Exercise prompt:
Check each line of the listing for the word "data" and give only the number of lines that have it.
* BEGIN Given entries *
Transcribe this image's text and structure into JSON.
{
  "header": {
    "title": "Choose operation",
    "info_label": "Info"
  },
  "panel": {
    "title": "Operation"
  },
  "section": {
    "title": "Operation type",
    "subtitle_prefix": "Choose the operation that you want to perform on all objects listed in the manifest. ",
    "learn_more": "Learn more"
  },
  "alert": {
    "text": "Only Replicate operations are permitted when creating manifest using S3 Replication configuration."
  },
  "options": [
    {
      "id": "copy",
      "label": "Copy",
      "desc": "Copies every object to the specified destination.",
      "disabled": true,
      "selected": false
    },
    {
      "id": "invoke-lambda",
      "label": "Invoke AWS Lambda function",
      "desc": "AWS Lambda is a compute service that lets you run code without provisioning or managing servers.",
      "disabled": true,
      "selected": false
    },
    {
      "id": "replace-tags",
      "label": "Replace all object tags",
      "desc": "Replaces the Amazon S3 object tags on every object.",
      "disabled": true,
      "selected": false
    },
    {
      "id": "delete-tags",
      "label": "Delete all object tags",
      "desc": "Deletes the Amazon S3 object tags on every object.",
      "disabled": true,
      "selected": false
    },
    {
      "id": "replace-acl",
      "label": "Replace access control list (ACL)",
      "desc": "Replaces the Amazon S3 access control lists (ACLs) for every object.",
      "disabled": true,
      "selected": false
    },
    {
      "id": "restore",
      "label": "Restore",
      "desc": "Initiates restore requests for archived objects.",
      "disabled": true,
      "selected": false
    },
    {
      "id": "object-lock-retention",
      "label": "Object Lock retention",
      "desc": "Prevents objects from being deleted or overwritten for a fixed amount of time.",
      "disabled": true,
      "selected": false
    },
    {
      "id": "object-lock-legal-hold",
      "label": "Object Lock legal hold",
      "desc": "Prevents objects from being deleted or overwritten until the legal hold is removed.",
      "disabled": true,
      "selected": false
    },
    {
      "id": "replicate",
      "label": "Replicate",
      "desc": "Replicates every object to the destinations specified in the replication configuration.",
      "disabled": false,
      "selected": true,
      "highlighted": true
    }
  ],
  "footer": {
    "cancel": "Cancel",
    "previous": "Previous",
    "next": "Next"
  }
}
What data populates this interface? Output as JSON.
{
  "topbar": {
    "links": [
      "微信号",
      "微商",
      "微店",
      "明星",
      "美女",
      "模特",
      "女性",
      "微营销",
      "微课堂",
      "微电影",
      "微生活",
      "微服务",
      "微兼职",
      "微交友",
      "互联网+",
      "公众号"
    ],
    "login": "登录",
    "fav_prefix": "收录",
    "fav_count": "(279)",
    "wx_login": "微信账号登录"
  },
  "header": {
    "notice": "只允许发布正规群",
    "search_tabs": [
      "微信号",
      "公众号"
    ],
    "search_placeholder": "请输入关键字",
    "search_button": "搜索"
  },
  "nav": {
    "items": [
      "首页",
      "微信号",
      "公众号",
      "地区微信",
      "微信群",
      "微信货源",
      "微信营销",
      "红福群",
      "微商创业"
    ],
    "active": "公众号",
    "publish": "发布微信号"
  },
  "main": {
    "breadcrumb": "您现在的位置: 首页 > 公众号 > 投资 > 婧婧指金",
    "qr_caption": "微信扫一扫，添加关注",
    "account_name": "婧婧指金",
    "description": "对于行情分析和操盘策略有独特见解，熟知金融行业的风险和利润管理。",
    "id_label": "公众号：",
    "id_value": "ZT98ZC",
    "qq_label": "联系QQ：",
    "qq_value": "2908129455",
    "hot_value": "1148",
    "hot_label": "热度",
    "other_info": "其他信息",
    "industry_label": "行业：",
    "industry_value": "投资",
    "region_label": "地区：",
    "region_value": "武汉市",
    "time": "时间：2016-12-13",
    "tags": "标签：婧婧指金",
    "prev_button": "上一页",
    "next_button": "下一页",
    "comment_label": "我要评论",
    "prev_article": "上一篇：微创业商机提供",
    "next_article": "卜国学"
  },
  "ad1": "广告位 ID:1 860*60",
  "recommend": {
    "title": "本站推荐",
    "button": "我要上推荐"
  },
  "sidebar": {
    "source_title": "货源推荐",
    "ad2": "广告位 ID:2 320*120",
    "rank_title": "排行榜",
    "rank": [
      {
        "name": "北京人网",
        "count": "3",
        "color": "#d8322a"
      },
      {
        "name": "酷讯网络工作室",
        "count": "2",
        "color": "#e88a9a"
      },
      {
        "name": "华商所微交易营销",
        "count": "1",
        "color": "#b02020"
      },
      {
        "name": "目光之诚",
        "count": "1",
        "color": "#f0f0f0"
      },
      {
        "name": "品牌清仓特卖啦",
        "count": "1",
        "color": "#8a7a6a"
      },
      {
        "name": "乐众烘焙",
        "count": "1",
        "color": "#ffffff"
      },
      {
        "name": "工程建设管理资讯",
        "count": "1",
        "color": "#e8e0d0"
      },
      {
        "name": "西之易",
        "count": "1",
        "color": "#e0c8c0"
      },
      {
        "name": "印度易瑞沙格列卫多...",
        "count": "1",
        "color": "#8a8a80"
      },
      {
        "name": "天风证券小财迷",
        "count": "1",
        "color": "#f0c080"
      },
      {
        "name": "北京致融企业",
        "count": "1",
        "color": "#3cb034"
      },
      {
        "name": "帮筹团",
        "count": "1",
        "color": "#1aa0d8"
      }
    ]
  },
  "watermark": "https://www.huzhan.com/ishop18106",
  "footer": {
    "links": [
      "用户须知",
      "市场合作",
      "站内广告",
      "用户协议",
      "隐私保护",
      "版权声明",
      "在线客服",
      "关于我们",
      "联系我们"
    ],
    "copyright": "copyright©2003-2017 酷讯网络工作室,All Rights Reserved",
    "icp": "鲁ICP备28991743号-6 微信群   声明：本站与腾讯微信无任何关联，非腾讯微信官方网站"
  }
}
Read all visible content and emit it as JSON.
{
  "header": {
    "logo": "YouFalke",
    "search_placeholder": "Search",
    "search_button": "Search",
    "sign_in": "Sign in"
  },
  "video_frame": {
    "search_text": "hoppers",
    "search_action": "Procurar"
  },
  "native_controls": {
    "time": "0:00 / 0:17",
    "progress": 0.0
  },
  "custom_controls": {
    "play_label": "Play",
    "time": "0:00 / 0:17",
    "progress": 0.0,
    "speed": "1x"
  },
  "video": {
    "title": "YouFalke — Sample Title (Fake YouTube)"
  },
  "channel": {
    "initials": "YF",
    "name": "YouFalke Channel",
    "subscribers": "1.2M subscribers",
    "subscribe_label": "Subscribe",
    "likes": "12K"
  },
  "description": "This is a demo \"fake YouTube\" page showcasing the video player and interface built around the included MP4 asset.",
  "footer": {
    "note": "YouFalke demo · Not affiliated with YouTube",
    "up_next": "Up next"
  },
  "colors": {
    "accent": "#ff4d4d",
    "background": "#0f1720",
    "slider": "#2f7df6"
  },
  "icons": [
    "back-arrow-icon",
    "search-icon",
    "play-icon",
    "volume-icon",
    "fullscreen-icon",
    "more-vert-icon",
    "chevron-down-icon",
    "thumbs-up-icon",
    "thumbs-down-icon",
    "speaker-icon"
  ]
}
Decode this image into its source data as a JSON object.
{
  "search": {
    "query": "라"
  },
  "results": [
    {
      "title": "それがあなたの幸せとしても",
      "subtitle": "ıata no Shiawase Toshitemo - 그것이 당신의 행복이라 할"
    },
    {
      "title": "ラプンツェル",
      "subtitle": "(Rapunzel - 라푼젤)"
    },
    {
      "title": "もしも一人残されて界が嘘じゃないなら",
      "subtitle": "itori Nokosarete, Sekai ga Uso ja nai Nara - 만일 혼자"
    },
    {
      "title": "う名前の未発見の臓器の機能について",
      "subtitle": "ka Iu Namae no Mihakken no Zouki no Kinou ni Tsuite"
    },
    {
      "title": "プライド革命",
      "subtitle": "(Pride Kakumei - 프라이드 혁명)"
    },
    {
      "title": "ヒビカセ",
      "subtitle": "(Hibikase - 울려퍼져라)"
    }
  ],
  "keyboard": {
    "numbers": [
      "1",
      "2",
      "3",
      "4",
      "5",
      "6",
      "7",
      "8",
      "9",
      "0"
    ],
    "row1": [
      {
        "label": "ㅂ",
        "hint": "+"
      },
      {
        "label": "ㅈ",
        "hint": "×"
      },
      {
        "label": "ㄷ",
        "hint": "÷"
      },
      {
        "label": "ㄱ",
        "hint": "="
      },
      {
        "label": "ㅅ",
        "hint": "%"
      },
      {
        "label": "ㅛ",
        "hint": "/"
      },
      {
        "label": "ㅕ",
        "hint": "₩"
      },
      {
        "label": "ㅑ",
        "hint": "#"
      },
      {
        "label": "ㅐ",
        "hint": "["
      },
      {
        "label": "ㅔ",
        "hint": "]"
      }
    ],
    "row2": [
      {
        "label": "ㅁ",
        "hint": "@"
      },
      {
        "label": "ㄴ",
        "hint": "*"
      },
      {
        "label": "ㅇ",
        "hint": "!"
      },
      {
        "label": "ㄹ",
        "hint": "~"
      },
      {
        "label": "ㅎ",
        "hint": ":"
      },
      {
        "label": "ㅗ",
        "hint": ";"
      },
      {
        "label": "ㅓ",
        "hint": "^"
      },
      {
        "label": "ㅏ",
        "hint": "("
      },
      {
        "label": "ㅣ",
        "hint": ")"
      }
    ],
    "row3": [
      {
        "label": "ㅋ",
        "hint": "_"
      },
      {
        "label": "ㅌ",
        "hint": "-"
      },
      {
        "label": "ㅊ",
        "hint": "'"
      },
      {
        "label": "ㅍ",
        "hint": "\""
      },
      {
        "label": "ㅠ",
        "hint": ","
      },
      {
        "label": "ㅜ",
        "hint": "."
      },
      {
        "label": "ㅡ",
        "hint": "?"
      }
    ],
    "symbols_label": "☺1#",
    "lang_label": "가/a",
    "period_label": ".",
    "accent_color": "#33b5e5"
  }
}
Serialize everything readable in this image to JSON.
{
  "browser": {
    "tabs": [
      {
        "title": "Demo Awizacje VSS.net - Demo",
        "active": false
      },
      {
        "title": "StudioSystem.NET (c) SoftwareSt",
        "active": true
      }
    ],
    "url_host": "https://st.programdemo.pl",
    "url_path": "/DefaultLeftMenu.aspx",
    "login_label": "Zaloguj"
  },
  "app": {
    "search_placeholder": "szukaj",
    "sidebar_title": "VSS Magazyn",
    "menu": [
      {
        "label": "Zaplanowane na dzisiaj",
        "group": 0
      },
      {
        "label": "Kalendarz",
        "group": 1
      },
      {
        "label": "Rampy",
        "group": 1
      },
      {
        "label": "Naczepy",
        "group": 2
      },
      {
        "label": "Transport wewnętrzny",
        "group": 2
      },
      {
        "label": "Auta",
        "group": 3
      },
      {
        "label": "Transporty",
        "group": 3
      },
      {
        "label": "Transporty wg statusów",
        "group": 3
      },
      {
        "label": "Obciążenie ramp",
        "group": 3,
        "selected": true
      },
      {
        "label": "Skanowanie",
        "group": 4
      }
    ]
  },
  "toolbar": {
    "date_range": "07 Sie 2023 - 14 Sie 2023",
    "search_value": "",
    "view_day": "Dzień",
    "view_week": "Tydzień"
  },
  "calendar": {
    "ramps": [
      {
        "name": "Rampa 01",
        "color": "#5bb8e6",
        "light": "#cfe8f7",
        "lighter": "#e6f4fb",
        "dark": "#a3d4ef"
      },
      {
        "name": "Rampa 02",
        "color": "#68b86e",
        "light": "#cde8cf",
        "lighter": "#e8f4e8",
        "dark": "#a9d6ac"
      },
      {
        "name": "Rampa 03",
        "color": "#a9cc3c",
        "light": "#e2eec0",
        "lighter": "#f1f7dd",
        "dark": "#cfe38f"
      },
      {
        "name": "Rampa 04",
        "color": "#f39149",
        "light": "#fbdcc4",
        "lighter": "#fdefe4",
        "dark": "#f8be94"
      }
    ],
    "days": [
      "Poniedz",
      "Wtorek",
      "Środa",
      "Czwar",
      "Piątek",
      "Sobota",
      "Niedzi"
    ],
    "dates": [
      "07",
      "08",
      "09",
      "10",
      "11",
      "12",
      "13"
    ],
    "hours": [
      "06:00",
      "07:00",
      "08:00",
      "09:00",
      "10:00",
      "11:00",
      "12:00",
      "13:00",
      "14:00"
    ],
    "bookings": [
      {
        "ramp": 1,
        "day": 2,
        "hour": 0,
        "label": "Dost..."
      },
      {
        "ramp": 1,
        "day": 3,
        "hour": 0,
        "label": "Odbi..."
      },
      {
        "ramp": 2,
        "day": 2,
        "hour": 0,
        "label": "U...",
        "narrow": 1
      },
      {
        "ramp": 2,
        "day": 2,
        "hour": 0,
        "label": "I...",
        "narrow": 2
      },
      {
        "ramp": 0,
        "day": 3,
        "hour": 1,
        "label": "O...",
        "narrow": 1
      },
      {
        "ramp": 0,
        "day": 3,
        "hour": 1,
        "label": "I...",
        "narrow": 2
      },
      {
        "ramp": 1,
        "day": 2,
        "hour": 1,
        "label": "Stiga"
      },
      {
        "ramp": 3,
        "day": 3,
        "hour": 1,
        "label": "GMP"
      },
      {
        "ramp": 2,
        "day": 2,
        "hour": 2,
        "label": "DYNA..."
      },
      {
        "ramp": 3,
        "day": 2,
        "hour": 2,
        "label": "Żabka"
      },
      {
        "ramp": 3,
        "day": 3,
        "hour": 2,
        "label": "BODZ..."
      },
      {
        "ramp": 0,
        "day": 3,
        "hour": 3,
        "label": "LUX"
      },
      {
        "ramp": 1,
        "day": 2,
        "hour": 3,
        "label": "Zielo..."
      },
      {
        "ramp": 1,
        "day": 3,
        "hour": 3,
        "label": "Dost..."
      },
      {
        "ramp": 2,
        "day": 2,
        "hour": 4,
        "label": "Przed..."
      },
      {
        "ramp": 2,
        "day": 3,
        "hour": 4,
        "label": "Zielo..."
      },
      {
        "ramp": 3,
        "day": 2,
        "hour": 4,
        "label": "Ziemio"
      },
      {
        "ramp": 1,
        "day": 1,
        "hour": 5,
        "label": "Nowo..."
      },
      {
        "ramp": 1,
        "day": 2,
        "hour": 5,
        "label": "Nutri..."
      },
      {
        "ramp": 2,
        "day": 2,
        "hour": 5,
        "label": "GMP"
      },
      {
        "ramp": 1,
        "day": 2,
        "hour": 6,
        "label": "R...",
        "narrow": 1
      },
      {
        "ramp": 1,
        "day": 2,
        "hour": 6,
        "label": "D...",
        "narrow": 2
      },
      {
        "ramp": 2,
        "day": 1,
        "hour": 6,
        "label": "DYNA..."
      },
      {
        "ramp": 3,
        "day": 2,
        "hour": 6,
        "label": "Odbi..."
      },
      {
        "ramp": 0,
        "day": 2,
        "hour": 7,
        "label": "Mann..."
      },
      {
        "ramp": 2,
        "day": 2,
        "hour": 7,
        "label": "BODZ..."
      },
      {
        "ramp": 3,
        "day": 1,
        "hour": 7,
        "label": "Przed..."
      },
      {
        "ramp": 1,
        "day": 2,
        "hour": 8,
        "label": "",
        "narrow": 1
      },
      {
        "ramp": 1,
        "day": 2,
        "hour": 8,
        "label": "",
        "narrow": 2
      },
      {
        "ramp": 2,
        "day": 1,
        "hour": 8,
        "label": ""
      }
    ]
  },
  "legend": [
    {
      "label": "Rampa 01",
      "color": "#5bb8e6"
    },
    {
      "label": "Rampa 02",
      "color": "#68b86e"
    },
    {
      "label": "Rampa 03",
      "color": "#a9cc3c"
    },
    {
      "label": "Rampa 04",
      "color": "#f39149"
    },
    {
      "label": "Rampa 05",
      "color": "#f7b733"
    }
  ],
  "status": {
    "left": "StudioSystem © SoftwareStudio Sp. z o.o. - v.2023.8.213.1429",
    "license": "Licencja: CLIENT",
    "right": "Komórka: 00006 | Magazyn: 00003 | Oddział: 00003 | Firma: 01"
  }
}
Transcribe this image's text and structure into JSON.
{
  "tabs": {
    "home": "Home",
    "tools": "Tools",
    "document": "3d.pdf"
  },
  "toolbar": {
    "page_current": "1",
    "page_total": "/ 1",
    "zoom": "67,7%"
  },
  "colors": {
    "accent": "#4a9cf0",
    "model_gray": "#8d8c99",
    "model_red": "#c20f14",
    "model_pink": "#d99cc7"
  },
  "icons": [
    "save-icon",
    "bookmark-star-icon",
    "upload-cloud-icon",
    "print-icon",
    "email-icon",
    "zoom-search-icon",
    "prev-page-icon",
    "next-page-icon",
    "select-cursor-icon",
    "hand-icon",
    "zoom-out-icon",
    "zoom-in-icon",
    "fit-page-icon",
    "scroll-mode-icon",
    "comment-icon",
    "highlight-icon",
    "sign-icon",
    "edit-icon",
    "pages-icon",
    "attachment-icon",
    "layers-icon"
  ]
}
* END Given entries *
Final result:
2